- [WHAT THE TASK REQUIRES] Report how many lines of the listing below include the word "area". Give nothing but the number.

- [RECORDS TO USE]
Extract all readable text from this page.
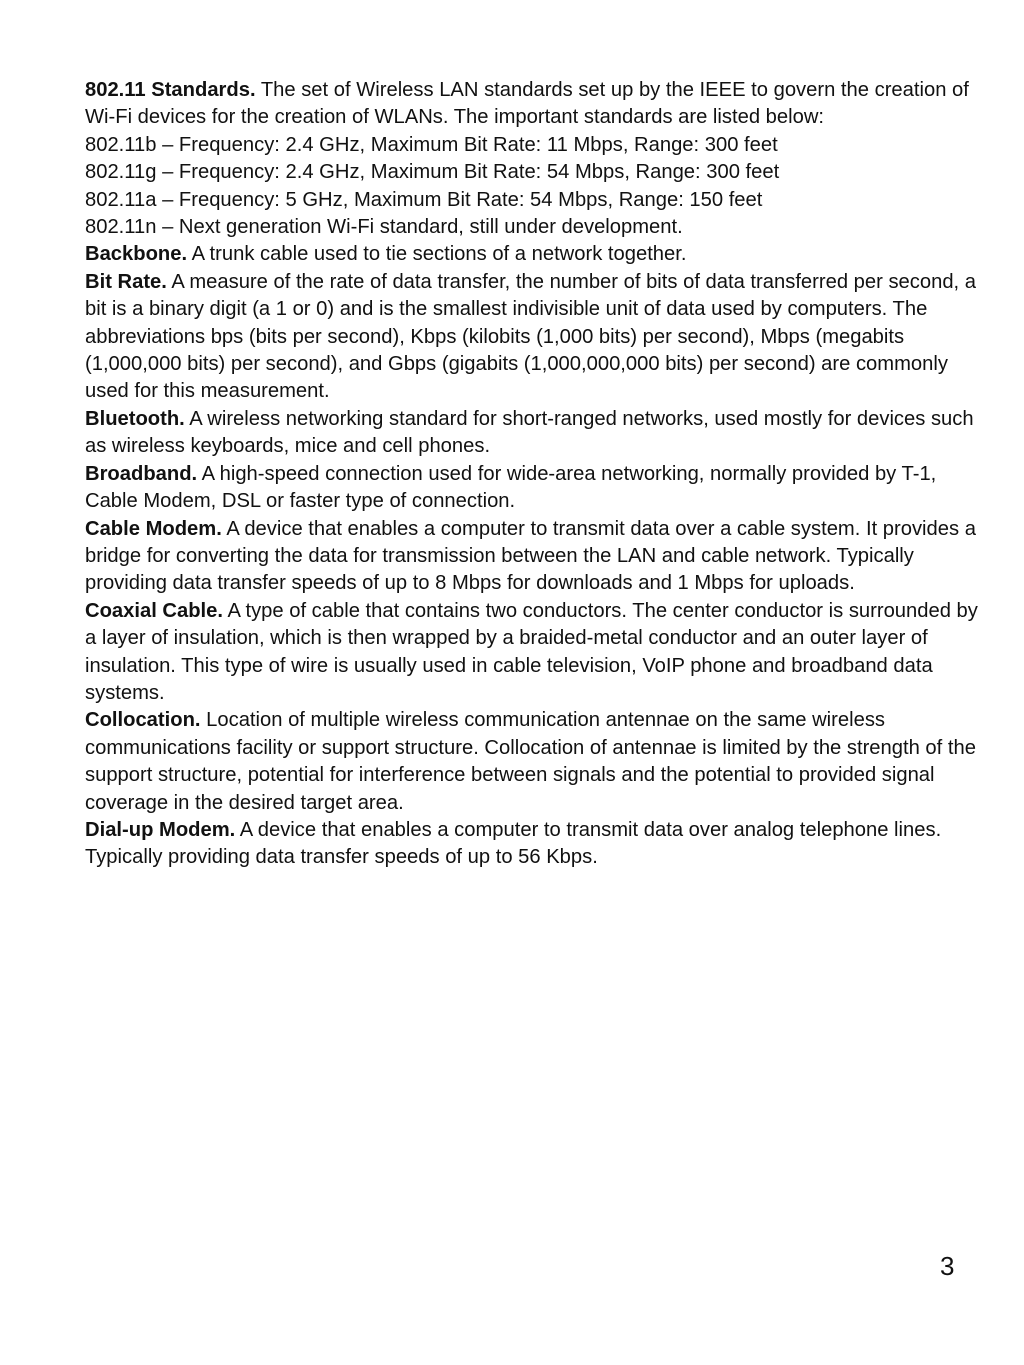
802.11 Standards. The set of Wireless LAN standards set up by the IEEE to govern the creation of Wi-Fi devices for the creation of WLANs. The important standards are listed below:

802.11b – Frequency: 2.4 GHz, Maximum Bit Rate: 11 Mbps, Range: 300 feet

802.11g – Frequency: 2.4 GHz, Maximum Bit Rate: 54 Mbps, Range: 300 feet

802.11a – Frequency: 5 GHz, Maximum Bit Rate: 54 Mbps, Range: 150 feet

802.11n – Next generation Wi-Fi standard, still under development.

Backbone. A trunk cable used to tie sections of a network together.

Bit Rate. A measure of the rate of data transfer, the number of bits of data transferred per second, a bit is a binary digit (a 1 or 0) and is the smallest indivisible unit of data used by computers. The abbreviations bps (bits per second), Kbps (kilobits (1,000 bits) per second), Mbps (megabits (1,000,000 bits) per second), and Gbps (gigabits (1,000,000,000 bits) per second) are commonly used for this measurement.

Bluetooth. A wireless networking standard for short-ranged networks, used mostly for devices such as wireless keyboards, mice and cell phones.

Broadband. A high-speed connection used for wide-area networking, normally provided by T-1, Cable Modem, DSL or faster type of connection.

Cable Modem. A device that enables a computer to transmit data over a cable system. It provides a bridge for converting the data for transmission between the LAN and cable network. Typically providing data transfer speeds of up to 8 Mbps for downloads and 1 Mbps for uploads.

Coaxial Cable. A type of cable that contains two conductors. The center conductor is surrounded by a layer of insulation, which is then wrapped by a braided-metal conductor and an outer layer of insulation. This type of wire is usually used in cable television, VoIP phone and broadband data systems.

Collocation. Location of multiple wireless communication antennae on the same wireless communications facility or support structure. Collocation of antennae is limited by the strength of the support structure, potential for interference between signals and the potential to provided signal coverage in the desired target area.

Dial-up Modem. A device that enables a computer to transmit data over analog telephone lines. Typically providing data transfer speeds of up to 56 Kbps.

3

- [WRITTEN RESPONSE] 2